[任务要求]
1. 根据短文回答下列问题：
(a) 短文列出哪些免疫细胞会产生胞外诱捕网？
(b) CD47 通过哪种受体传递抑制信号？
(c) 研究计划在什么模型中考察疫苗的抗肿瘤效果和潜在副作用？
2. 判断下列说法是否与短文相符，并引用短文中起决定作用的原句：
(a) CpG ODN 是 TLR9 的配体之一。
(b) 已有的全细胞疫苗对肿瘤患者的临床效果令人满意。
(c) 阻断 CD47/SIRPα 相互作用会提高巨噬细胞吞噬癌细胞的阈值。

[练习短文]
■ ■ ■

基于胞外诱捕网理念制备的CpG ODN胞外修饰肿瘤全细胞疫苗研究

Various whole-tumor cell vaccines have been developed and some of them have been tested in III clinical trials, but their clinic effectiveness is unsatisfactory for tumor patients. Therefore, more innovative strategies must be found to develop new whole-tumor cell vaccines. Toll-like receptors (TLRs) expressed on the phagocyte surfaces are the bridge between innate and adaptive immune responses. CpG ODN (DNA) is one of the ligands for TLR9 and an effective adjuvants used in many types of traditional and newly developed vaccines at present. Extracellular traps (ETs) are produced by several immune cells including neutrophils, eosinophils, mast cells, monocytes and macrophages. The release of ETs results in extrusion of a fibrous network of nuclear DNA, histones and a concentration of granular proteins. ETs have been implicated in a growing number of human diseases with beneficial roles in bacterial and fungal infections and deleterious roles in autoimmunity. In addition, previous studies have identified CD47, a cell-surface molecule, as a “marker of self” that prevents cells of the innate immune system from attacking tumors. CD47 acts by sending inhibitory signals through SIRPα, a receptor expressed on the surface of macrophages and other myeloid cells. In this sense, the CD47/SIRPα interaction serves as a myeloid-specific immune checkpoint, and blocking the interaction lowers the threshold for macrophage phagocytosis of cancer. Thus, in this study, we will use our proprietary technology to adhere the CpG ODN on the tumor cell surface (we called these tumor cells as ETs tumor cells), through which CpG ODN can act with TLR9 on DCs (including other APCs) and covered the CD47 on the tumor cells, leading to promote immune system to induce phagocytosis of tumor cells and presentation of the tumor cell antigens. After in vitro investigate the physico-chemical characteristics and functional activities of the ETs tumor cells, we will further use the ETs tumor cells as a whole-tumor cell vaccine to investigate their anti-tumor effects and potential side-effects in mouse tumor models. Moreover, we will study its immune mechanisms, including whether TLR9 and CD47/SIRPα pathways were involved in. Lastly, the immune mechanisms especially those that involved to antigenic cell death and micro-environment will also be investigated. Thus, our current study will potentially offer a new approach to develop an effective whole-tumor cell vaccine.

■ ■ ■

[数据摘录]
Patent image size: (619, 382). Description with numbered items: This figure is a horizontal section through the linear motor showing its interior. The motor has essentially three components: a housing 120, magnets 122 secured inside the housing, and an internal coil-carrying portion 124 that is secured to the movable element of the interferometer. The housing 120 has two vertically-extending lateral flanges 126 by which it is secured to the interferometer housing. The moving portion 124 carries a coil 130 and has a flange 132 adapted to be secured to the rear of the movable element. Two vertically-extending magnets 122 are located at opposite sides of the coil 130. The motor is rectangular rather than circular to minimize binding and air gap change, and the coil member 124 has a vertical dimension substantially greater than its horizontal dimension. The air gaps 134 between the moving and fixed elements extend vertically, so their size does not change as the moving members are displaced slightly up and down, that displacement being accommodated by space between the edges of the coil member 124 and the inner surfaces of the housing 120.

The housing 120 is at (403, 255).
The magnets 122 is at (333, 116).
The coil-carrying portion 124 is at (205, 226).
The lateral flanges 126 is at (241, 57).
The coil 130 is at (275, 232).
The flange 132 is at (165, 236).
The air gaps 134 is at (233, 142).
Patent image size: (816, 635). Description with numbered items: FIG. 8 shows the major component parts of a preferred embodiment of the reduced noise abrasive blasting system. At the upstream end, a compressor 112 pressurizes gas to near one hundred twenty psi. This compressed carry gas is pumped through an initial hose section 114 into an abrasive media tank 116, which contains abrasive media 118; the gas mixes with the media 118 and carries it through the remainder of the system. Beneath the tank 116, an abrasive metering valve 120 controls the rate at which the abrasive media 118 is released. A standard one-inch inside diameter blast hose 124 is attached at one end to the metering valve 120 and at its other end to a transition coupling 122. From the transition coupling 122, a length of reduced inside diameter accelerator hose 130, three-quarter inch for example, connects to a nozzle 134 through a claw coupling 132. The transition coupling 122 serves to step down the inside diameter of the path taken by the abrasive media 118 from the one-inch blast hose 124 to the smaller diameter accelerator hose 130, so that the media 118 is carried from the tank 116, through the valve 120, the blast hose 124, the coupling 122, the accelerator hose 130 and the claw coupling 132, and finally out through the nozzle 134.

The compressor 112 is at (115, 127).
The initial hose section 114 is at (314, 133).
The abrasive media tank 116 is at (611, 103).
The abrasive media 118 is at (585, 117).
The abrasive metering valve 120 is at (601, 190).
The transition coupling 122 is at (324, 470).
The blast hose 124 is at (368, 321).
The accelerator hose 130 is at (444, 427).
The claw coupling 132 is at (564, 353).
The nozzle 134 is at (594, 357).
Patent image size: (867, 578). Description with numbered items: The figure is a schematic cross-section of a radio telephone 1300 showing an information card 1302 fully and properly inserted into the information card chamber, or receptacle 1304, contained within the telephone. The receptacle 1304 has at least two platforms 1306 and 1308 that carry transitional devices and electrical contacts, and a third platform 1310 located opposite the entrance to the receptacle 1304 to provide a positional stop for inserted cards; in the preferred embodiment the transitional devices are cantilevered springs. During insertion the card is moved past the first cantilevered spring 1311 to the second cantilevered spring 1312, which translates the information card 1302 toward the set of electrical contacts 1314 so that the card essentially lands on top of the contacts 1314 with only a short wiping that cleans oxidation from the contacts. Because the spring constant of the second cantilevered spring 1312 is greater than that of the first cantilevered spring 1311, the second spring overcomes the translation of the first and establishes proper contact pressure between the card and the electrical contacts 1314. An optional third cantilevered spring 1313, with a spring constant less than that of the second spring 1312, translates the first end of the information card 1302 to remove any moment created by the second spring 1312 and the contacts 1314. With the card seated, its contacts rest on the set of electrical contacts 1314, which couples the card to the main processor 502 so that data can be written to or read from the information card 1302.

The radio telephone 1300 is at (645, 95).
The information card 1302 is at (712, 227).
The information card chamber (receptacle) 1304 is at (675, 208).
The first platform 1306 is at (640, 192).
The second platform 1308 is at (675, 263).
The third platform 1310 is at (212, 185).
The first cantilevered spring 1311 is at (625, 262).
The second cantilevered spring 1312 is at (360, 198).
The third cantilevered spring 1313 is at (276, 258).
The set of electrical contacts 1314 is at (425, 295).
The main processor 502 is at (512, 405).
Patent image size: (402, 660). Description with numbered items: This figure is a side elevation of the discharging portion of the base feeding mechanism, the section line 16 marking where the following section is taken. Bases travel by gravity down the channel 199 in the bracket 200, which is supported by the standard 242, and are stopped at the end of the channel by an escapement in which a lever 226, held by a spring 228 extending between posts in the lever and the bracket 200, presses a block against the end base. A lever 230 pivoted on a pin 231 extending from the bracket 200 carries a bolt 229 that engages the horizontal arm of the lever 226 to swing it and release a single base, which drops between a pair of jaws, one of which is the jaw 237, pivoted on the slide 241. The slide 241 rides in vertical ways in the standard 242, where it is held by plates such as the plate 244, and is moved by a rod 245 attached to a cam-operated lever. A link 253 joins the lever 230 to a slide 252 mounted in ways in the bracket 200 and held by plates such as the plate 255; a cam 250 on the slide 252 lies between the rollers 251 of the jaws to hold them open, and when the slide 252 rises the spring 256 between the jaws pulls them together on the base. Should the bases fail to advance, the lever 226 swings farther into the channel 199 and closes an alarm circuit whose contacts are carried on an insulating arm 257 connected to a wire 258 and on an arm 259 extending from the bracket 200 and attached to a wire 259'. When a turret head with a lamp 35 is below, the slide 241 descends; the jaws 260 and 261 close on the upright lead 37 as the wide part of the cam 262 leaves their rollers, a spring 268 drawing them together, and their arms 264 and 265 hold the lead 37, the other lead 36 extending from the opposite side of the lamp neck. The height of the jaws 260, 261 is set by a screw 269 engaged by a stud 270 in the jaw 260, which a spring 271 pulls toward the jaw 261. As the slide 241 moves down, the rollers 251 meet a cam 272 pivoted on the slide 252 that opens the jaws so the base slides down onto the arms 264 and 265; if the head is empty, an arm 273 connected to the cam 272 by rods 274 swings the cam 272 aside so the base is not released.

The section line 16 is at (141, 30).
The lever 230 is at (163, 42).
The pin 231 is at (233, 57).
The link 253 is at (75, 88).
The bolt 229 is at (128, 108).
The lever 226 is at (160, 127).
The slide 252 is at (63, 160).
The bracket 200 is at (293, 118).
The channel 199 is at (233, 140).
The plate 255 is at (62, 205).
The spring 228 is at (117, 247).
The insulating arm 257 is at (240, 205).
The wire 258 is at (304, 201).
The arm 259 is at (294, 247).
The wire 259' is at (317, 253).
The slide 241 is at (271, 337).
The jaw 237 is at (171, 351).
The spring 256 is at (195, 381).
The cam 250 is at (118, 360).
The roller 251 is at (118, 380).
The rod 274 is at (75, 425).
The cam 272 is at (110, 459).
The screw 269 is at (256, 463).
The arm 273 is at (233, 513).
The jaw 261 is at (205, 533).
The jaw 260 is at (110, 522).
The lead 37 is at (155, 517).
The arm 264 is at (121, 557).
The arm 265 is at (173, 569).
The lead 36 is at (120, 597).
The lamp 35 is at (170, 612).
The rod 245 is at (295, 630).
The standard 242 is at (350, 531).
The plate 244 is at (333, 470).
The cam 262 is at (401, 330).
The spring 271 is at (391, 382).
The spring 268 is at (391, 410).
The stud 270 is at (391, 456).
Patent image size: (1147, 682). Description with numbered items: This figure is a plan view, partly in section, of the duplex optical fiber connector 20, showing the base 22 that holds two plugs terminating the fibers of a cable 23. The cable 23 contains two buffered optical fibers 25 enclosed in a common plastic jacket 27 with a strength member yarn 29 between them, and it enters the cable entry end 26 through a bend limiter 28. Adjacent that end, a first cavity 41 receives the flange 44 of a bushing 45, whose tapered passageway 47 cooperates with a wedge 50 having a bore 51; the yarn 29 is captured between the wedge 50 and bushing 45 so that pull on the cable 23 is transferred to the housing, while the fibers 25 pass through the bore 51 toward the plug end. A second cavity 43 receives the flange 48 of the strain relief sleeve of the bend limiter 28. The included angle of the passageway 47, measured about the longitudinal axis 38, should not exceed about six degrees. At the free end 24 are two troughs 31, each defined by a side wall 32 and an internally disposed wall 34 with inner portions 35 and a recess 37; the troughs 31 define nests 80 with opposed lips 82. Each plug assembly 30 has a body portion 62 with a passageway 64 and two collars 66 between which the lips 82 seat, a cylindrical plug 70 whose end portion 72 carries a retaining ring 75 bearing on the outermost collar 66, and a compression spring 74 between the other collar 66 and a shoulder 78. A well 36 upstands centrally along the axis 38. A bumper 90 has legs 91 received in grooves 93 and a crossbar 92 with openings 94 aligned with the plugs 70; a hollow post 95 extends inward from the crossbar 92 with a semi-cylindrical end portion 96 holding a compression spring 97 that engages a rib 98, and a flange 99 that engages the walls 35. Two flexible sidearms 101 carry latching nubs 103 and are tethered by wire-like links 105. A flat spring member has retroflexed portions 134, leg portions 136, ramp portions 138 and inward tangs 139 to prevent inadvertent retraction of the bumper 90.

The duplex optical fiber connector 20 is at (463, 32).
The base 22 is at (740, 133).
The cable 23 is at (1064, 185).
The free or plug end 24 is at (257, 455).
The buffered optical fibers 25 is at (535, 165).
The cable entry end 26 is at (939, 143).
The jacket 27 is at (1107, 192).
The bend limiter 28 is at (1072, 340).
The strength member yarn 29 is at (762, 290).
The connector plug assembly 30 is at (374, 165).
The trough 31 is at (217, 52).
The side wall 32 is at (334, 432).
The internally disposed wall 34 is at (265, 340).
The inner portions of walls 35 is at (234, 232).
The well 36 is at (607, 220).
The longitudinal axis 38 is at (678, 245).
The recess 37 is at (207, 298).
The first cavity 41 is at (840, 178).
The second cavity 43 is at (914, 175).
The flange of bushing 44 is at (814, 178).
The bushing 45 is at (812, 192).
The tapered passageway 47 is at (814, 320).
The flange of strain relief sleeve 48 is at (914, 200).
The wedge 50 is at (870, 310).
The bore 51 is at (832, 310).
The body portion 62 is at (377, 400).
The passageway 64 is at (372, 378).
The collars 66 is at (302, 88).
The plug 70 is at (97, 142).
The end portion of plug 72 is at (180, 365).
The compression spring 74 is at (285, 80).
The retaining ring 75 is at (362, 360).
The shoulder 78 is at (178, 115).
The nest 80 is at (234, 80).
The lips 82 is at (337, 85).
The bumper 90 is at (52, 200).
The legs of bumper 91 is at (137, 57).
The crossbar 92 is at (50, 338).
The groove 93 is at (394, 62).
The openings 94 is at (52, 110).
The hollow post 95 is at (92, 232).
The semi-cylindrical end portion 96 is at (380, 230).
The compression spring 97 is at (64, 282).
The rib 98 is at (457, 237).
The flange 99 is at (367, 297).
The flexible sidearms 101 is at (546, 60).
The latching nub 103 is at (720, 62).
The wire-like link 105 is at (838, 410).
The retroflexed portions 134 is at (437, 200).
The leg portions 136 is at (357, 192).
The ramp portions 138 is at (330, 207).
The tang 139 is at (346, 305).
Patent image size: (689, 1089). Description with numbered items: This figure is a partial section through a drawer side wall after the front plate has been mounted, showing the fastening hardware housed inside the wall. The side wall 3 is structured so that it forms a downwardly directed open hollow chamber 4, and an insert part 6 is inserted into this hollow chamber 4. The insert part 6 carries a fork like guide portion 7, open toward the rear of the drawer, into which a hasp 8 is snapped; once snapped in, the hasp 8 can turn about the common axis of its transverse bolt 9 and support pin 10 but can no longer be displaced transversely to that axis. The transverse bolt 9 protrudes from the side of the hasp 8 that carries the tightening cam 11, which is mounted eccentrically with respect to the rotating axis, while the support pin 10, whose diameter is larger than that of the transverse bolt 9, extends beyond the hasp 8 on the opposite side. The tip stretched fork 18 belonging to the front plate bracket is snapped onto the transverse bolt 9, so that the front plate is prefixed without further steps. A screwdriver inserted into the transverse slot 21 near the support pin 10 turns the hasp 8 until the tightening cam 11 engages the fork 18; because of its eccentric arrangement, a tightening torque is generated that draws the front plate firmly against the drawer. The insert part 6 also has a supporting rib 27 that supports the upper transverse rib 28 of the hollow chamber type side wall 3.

■ ■ ■

[依序答案]
1.
(a) 中性粒细胞、嗜酸性粒细胞、肥大细胞、单核细胞和巨噬细胞。
(b) SIRPα，一种表达于巨噬细胞及其他髓系细胞表面的受体。
(c) 小鼠肿瘤模型。

2.
(a) 是。"CpG ODN (DNA) is one of the ligands for TLR9"
(b) 否。"their clinic effectiveness is unsatisfactory for tumor patients"
(c) 否。"blocking the interaction lowers the threshold for macrophage phagocytosis of cancer"